Images appear in the records below; leave them out and repeat everything else exactly.

═══ Data ═══

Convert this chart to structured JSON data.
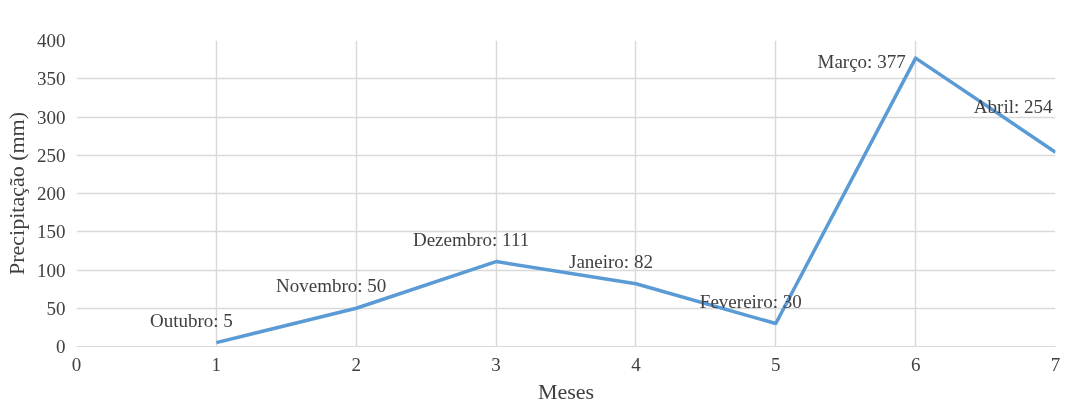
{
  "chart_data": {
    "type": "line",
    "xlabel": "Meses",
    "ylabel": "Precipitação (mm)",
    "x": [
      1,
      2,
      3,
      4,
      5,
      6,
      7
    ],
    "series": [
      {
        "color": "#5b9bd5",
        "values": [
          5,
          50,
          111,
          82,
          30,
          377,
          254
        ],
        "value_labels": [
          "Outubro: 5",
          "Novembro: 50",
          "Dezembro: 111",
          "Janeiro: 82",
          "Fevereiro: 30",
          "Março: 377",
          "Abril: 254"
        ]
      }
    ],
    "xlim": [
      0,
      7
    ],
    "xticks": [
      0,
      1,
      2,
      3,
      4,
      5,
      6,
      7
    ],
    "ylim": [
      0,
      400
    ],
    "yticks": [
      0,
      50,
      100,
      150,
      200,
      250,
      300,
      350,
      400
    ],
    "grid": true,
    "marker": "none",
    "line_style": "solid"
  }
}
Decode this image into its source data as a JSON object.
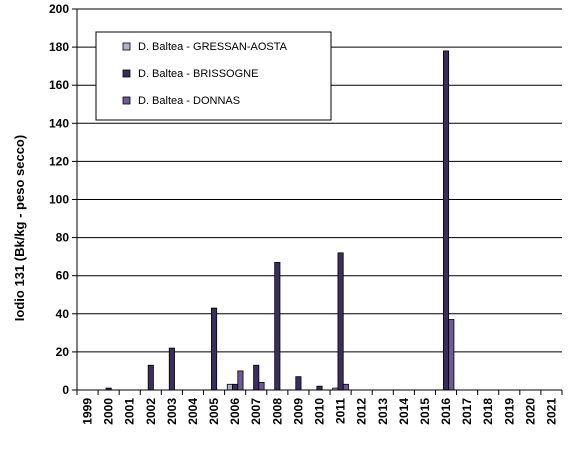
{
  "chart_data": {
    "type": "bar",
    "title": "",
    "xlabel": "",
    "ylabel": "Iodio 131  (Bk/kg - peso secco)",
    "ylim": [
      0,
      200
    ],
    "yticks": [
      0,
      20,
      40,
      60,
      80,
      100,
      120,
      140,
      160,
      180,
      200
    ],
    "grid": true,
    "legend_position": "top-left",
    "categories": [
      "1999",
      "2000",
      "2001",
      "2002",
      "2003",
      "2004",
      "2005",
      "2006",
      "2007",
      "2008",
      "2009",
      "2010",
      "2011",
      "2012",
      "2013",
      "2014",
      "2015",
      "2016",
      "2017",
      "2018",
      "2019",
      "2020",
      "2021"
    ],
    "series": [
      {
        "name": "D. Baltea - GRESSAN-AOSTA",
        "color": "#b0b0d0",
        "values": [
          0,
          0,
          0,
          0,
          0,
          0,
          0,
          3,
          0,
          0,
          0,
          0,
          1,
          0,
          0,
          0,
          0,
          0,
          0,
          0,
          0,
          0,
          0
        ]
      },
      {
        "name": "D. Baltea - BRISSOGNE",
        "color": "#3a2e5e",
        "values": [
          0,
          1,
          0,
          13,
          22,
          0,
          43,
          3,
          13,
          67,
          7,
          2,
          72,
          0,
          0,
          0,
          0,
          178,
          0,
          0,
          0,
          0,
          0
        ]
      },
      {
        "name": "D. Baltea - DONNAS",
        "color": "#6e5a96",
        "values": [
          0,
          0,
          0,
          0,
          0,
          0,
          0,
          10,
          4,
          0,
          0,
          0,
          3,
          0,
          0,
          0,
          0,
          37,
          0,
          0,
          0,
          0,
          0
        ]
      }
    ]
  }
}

═══

--- Task solution ---
Convert this chart to structured JSON data.
{
  "chart_data": {
    "type": "line",
    "xlabel": "Meses",
    "ylabel": "Precipitação (mm)",
    "x": [
      1,
      2,
      3,
      4,
      5,
      6,
      7
    ],
    "series": [
      {
        "color": "#5b9bd5",
        "values": [
          5,
          50,
          111,
          82,
          30,
          377,
          254
        ],
        "value_labels": [
          "Outubro: 5",
          "Novembro: 50",
          "Dezembro: 111",
          "Janeiro: 82",
          "Fevereiro: 30",
          "Março: 377",
          "Abril: 254"
        ]
      }
    ],
    "xlim": [
      0,
      7
    ],
    "xticks": [
      0,
      1,
      2,
      3,
      4,
      5,
      6,
      7
    ],
    "ylim": [
      0,
      400
    ],
    "yticks": [
      0,
      50,
      100,
      150,
      200,
      250,
      300,
      350,
      400
    ],
    "grid": true,
    "marker": "none",
    "line_style": "solid"
  }
}
Decode this image into its source data as a JSON object.
{
  "chart_data": {
    "type": "bar",
    "title": "",
    "xlabel": "",
    "ylabel": "Iodio 131  (Bk/kg - peso secco)",
    "ylim": [
      0,
      200
    ],
    "yticks": [
      0,
      20,
      40,
      60,
      80,
      100,
      120,
      140,
      160,
      180,
      200
    ],
    "grid": true,
    "legend_position": "top-left",
    "categories": [
      "1999",
      "2000",
      "2001",
      "2002",
      "2003",
      "2004",
      "2005",
      "2006",
      "2007",
      "2008",
      "2009",
      "2010",
      "2011",
      "2012",
      "2013",
      "2014",
      "2015",
      "2016",
      "2017",
      "2018",
      "2019",
      "2020",
      "2021"
    ],
    "series": [
      {
        "name": "D. Baltea - GRESSAN-AOSTA",
        "color": "#b0b0d0",
        "values": [
          0,
          0,
          0,
          0,
          0,
          0,
          0,
          3,
          0,
          0,
          0,
          0,
          1,
          0,
          0,
          0,
          0,
          0,
          0,
          0,
          0,
          0,
          0
        ]
      },
      {
        "name": "D. Baltea - BRISSOGNE",
        "color": "#3a2e5e",
        "values": [
          0,
          1,
          0,
          13,
          22,
          0,
          43,
          3,
          13,
          67,
          7,
          2,
          72,
          0,
          0,
          0,
          0,
          178,
          0,
          0,
          0,
          0,
          0
        ]
      },
      {
        "name": "D. Baltea - DONNAS",
        "color": "#6e5a96",
        "values": [
          0,
          0,
          0,
          0,
          0,
          0,
          0,
          10,
          4,
          0,
          0,
          0,
          3,
          0,
          0,
          0,
          0,
          37,
          0,
          0,
          0,
          0,
          0
        ]
      }
    ]
  }
}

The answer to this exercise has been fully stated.